— START STORED DATA —

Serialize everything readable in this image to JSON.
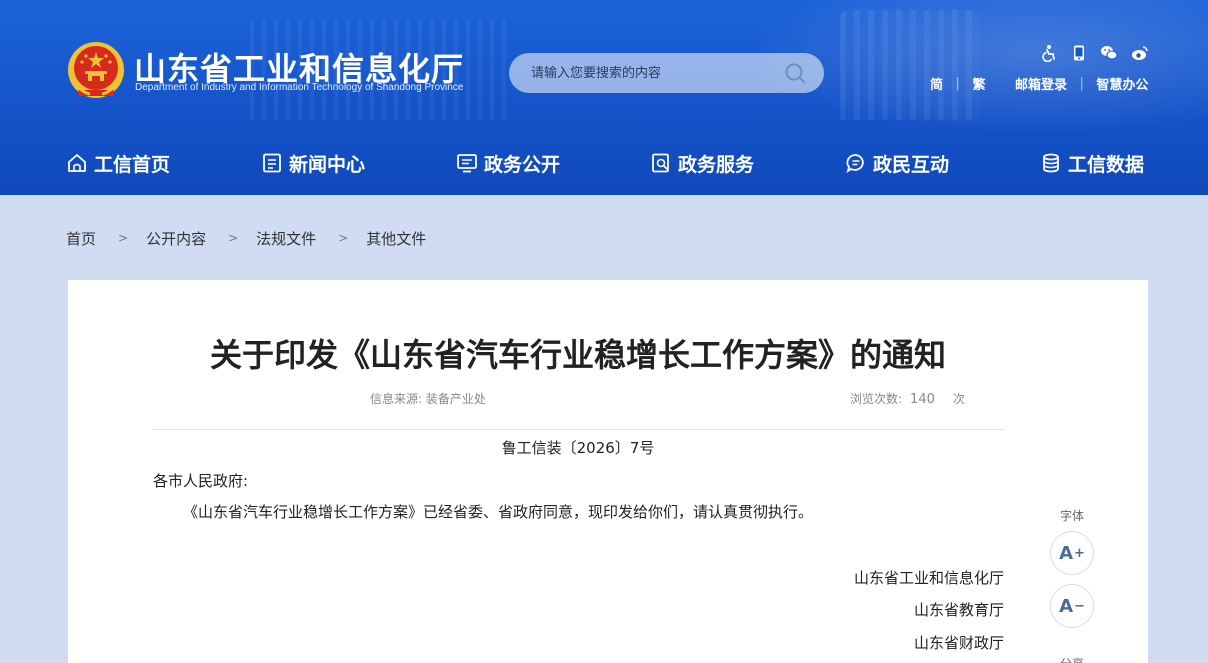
{
  "header": {
    "site_title": "山东省工业和信息化厅",
    "site_subtitle": "Department of Industry and Information Technology of Shandong Province",
    "search_placeholder": "请输入您要搜索的内容",
    "tools": [
      "accessibility-icon",
      "mobile-icon",
      "wechat-icon",
      "weibo-icon"
    ],
    "links": {
      "simplified": "简",
      "traditional": "繁",
      "mail_login": "邮箱登录",
      "smart_office": "智慧办公"
    }
  },
  "nav": [
    {
      "label": "工信首页",
      "icon": "home-icon"
    },
    {
      "label": "新闻中心",
      "icon": "news-icon"
    },
    {
      "label": "政务公开",
      "icon": "monitor-icon"
    },
    {
      "label": "政务服务",
      "icon": "service-icon"
    },
    {
      "label": "政民互动",
      "icon": "chat-icon"
    },
    {
      "label": "工信数据",
      "icon": "database-icon"
    }
  ],
  "breadcrumb": {
    "items": [
      "首页",
      "公开内容",
      "法规文件",
      "其他文件"
    ],
    "separator": ">"
  },
  "article": {
    "title": "关于印发《山东省汽车行业稳增长工作方案》的通知",
    "source": "信息来源: 装备产业处",
    "views_label": "浏览次数:",
    "views_count": "140",
    "views_unit": "次",
    "doc_number": "鲁工信装〔2026〕7号",
    "salutation": "各市人民政府:",
    "body": "《山东省汽车行业稳增长工作方案》已经省委、省政府同意，现印发给你们，请认真贯彻执行。",
    "signers": [
      "山东省工业和信息化厅",
      "山东省教育厅",
      "山东省财政厅"
    ]
  },
  "font_tools": {
    "label": "字体",
    "increase": "A",
    "increase_sign": "+",
    "decrease": "A",
    "decrease_sign": "−",
    "share_label": "分享"
  },
  "colors": {
    "header_blue": "#1554c9",
    "page_bg": "#cfdcf1",
    "emblem_red": "#d62a1e",
    "emblem_gold": "#f1c232"
  }
}
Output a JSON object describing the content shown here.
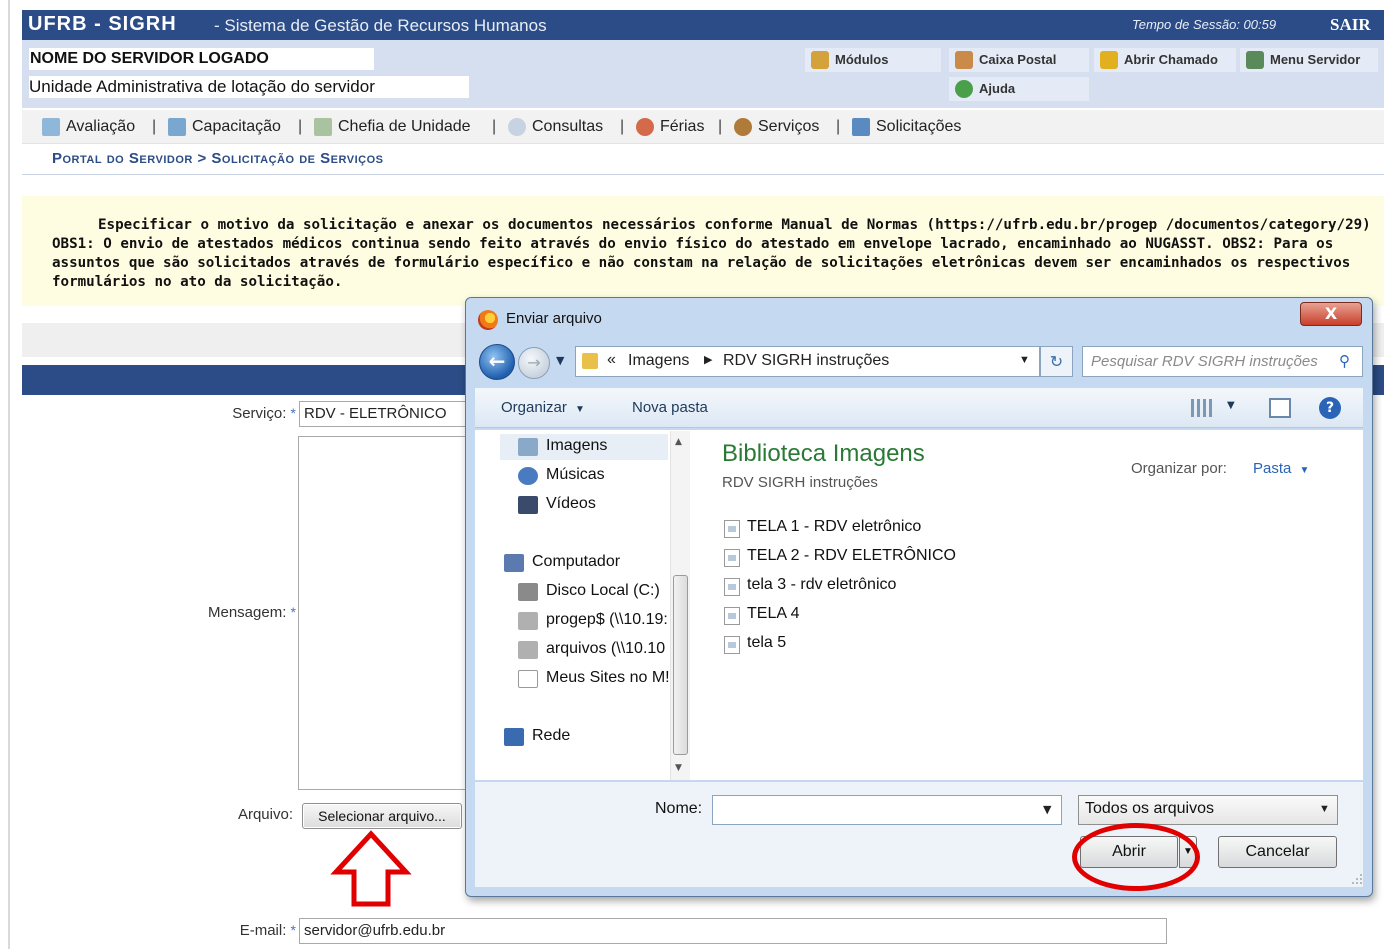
{
  "header": {
    "title": "UFRB - SIGRH",
    "subtitle": "- Sistema de Gestão de Recursos Humanos",
    "session_label": "Tempo de Sessão: 00:59",
    "exit_label": "SAIR"
  },
  "user": {
    "name": "NOME DO SERVIDOR LOGADO",
    "unit": "Unidade Administrativa de lotação do servidor"
  },
  "quick_links": {
    "modulos": "Módulos",
    "caixa_postal": "Caixa Postal",
    "abrir_chamado": "Abrir Chamado",
    "menu_servidor": "Menu Servidor",
    "ajuda": "Ajuda"
  },
  "menu": {
    "items": [
      "Avaliação",
      "Capacitação",
      "Chefia de Unidade",
      "Consultas",
      "Férias",
      "Serviços",
      "Solicitações"
    ],
    "separator": "|"
  },
  "breadcrumb": "Portal do Servidor > Solicitação de Serviços",
  "notice": "Especificar o motivo da solicitação e anexar os documentos necessários conforme Manual de Normas (https://ufrb.edu.br/progep /documentos/category/29) OBS1: O envio de atestados médicos continua sendo feito através do envio físico do atestado em envelope lacrado, encaminhado ao NUGASST. OBS2: Para os assuntos que são solicitados através de formulário específico e não constam na relação de solicitações eletrônicas devem ser encaminhados os respectivos formulários no ato da solicitação.",
  "form": {
    "servico_label": "Serviço:",
    "servico_value": "RDV - ELETRÔNICO",
    "mensagem_label": "Mensagem:",
    "arquivo_label": "Arquivo:",
    "select_file_button": "Selecionar arquivo...",
    "email_label": "E-mail:",
    "email_value": "servidor@ufrb.edu.br",
    "required_mark": "*"
  },
  "dialog": {
    "title": "Enviar arquivo",
    "close": "X",
    "path": [
      "Imagens",
      "RDV SIGRH instruções"
    ],
    "path_prefix": "«",
    "search_placeholder": "Pesquisar RDV SIGRH instruções",
    "toolbar": {
      "organize": "Organizar",
      "new_folder": "Nova pasta"
    },
    "tree": [
      "Imagens",
      "Músicas",
      "Vídeos",
      "Computador",
      "Disco Local (C:)",
      "progep$ (\\\\10.19:",
      "arquivos (\\\\10.10",
      "Meus Sites no M!",
      "Rede"
    ],
    "library_title": "Biblioteca Imagens",
    "library_subtitle": "RDV SIGRH instruções",
    "organize_by_label": "Organizar por:",
    "organize_by_value": "Pasta",
    "files": [
      "TELA 1 - RDV eletrônico",
      "TELA 2 - RDV ELETRÔNICO",
      "tela 3 - rdv eletrônico",
      "TELA 4",
      "tela 5"
    ],
    "name_label": "Nome:",
    "name_value": "",
    "type_filter": "Todos os arquivos",
    "open_button": "Abrir",
    "cancel_button": "Cancelar"
  },
  "annotations": {
    "arrow_color": "#e00000",
    "ellipse_color": "#e00000"
  },
  "colors": {
    "header_blue": "#2b4c86",
    "notice_bg": "#fffde1",
    "library_title_green": "#2a7a36"
  }
}
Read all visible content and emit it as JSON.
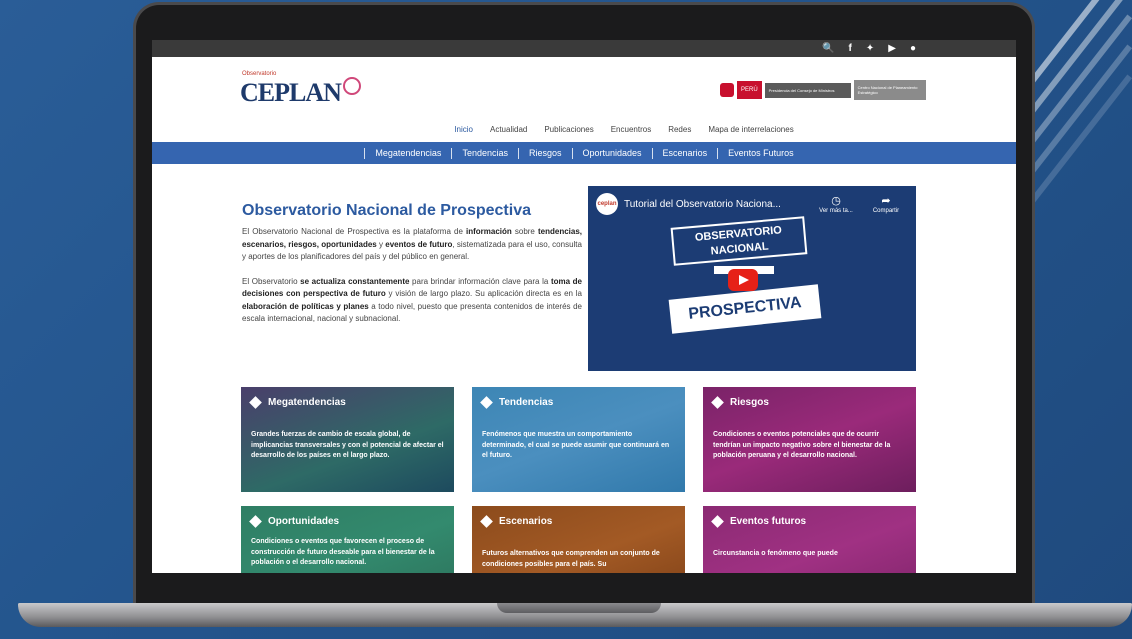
{
  "topbar": {
    "icons": [
      "search-icon",
      "facebook-icon",
      "twitter-icon",
      "youtube-icon",
      "user-icon"
    ]
  },
  "logo": {
    "small": "Observatorio",
    "big": "CEPLAN"
  },
  "gov": {
    "peru": "PERÚ",
    "presidencia": "Presidencia del Consejo de Ministros",
    "centro": "Centro Nacional de Planeamiento Estratégico"
  },
  "mainnav": [
    "Inicio",
    "Actualidad",
    "Publicaciones",
    "Encuentros",
    "Redes",
    "Mapa de interrelaciones"
  ],
  "bluenav": [
    "Megatendencias",
    "Tendencias",
    "Riesgos",
    "Oportunidades",
    "Escenarios",
    "Eventos Futuros"
  ],
  "intro": {
    "title": "Observatorio Nacional de Prospectiva",
    "p1_a": "El Observatorio Nacional de Prospectiva es la plataforma de ",
    "p1_b": "información",
    "p1_c": " sobre ",
    "p1_d": "tendencias, escenarios, riesgos, oportunidades",
    "p1_e": " y ",
    "p1_f": "eventos de futuro",
    "p1_g": ", sistematizada para el uso, consulta y aportes de los planificadores del país y del público en general.",
    "p2_a": "El Observatorio ",
    "p2_b": "se actualiza constantemente",
    "p2_c": " para brindar información clave para la ",
    "p2_d": "toma de decisiones con perspectiva de futuro",
    "p2_e": " y visión de largo plazo. Su aplicación directa es en la ",
    "p2_f": "elaboración de políticas y planes",
    "p2_g": " a todo nivel, puesto que presenta contenidos de interés de escala internacional, nacional y subnacional."
  },
  "video": {
    "channel": "ceplan",
    "title": "Tutorial del Observatorio Naciona...",
    "watch_later": "Ver más ta...",
    "share": "Compartir",
    "badge_line1": "OBSERVATORIO",
    "badge_line2": "NACIONAL",
    "big_word": "PROSPECTIVA"
  },
  "cards": [
    {
      "title": "Megatendencias",
      "desc": "Grandes fuerzas de cambio de escala global, de implicancias transversales y con el potencial de afectar el desarrollo de los países en el largo plazo."
    },
    {
      "title": "Tendencias",
      "desc": "Fenómenos que muestra un comportamiento determinado, el cual se puede asumir que continuará en el futuro."
    },
    {
      "title": "Riesgos",
      "desc": "Condiciones o eventos potenciales que de ocurrir tendrían un impacto negativo sobre el bienestar de la población peruana y el desarrollo nacional."
    },
    {
      "title": "Oportunidades",
      "desc": "Condiciones o eventos que favorecen el proceso de construcción de futuro deseable para el bienestar de la población o el desarrollo nacional."
    },
    {
      "title": "Escenarios",
      "desc": "Futuros alternativos que comprenden un conjunto de condiciones posibles para el país. Su"
    },
    {
      "title": "Eventos futuros",
      "desc": "Circunstancia o fenómeno que puede"
    }
  ]
}
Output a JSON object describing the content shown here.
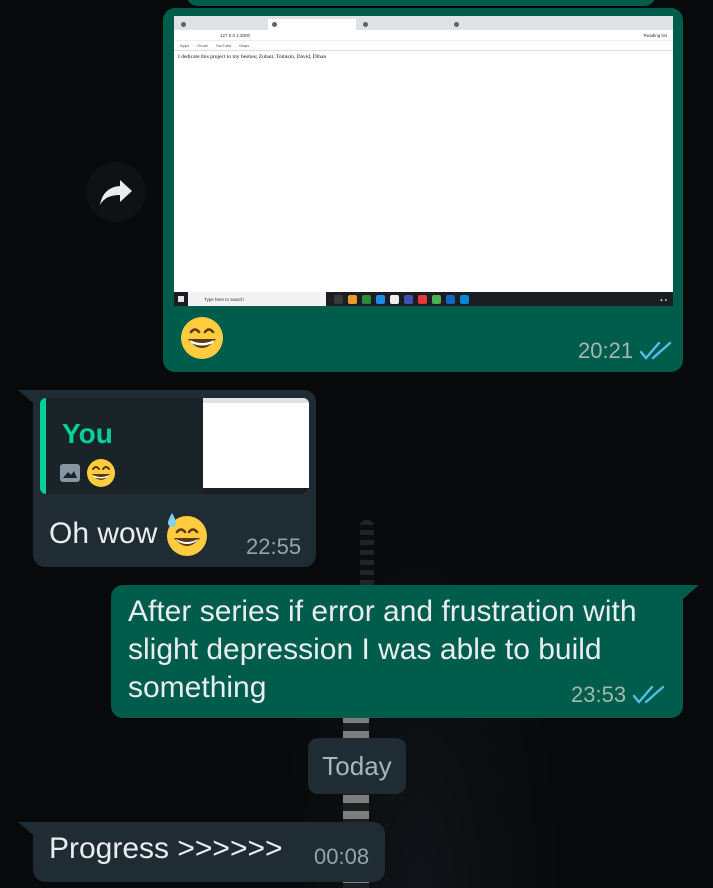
{
  "theme": {
    "outgoing_bubble": "#005c4b",
    "incoming_bubble": "#1f2c33",
    "accent": "#06cf9c",
    "read_tick": "#53bdeb",
    "background": "#07090a"
  },
  "messages": [
    {
      "direction": "outgoing",
      "type": "image",
      "caption_emoji": "grinning-face-with-smiling-eyes",
      "time": "20:21",
      "status": "read",
      "forward_icon": "forward-arrow-icon",
      "screenshot": {
        "url": "127.0.0.1:3000",
        "bookmarks": [
          "Apps",
          "Gmail",
          "YouTube",
          "Maps"
        ],
        "reading_list": "Reading list",
        "page_text": "I dedicate this project to my besties; Zubair, Tomisin, David, Dihan",
        "taskbar_search": "Type here to search"
      }
    },
    {
      "direction": "incoming",
      "type": "reply",
      "quoted_author": "You",
      "quoted_preview_icon": "photo-icon",
      "quoted_preview_emoji": "grinning-face-with-smiling-eyes",
      "text": "Oh wow",
      "emoji": "grinning-face-with-sweat",
      "time": "22:55"
    },
    {
      "direction": "outgoing",
      "type": "text",
      "text": "After series if error and frustration with slight depression I was able to build something",
      "time": "23:53",
      "status": "read"
    },
    {
      "type": "date-divider",
      "label": "Today"
    },
    {
      "direction": "incoming",
      "type": "text",
      "text": "Progress >>>>>>",
      "time": "00:08"
    }
  ]
}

— END STORED DATA —

Give the number of lines that carry the word "progep", with nothing added.

2